__Written problem__: Search the material below for the word "selected". Copy every line that has it.

__Provided information__:
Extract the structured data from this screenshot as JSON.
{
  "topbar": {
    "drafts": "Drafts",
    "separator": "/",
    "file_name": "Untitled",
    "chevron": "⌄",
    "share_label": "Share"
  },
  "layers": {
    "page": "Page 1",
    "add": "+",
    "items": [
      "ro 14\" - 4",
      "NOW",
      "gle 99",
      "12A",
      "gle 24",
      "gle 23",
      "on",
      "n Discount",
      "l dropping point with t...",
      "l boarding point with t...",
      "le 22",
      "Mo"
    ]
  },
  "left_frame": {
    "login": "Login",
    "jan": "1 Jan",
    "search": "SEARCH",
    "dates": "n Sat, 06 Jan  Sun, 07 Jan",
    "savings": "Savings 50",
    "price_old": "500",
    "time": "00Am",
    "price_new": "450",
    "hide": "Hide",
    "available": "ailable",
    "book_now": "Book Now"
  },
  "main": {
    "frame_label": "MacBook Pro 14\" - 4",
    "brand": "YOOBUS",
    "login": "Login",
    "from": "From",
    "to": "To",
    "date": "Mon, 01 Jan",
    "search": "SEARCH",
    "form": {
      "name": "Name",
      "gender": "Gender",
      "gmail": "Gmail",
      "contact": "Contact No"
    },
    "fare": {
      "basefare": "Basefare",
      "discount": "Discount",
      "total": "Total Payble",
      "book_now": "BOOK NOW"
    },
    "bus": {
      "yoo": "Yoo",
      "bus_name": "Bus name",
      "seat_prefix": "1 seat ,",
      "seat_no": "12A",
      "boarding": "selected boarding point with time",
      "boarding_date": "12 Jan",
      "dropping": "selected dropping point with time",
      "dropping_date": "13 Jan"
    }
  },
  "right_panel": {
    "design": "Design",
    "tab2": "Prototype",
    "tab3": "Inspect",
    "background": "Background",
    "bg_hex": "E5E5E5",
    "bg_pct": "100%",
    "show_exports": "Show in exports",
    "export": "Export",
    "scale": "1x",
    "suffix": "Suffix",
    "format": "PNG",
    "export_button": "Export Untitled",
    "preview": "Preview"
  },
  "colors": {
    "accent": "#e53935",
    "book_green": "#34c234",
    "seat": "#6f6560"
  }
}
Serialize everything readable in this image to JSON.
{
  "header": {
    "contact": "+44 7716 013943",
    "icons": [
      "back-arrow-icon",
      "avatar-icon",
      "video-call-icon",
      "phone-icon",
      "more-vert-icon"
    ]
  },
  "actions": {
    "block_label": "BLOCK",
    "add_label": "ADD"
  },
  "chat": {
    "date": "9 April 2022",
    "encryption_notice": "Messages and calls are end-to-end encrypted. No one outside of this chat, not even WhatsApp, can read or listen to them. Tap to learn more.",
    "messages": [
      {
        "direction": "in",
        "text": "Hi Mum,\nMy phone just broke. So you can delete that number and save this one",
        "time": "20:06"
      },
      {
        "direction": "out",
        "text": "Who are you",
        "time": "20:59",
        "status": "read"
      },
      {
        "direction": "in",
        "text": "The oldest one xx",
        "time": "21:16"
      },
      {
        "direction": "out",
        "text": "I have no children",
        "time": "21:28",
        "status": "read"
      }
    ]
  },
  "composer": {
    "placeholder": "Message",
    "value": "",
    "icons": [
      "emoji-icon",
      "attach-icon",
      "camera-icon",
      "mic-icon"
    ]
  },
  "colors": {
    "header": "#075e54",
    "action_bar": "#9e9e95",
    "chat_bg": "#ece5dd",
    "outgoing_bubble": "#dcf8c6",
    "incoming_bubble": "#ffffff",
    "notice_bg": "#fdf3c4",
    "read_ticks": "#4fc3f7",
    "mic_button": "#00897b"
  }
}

__Response to the exercise__:
      "boarding": "selected boarding point with time",
      "dropping": "selected dropping point with time",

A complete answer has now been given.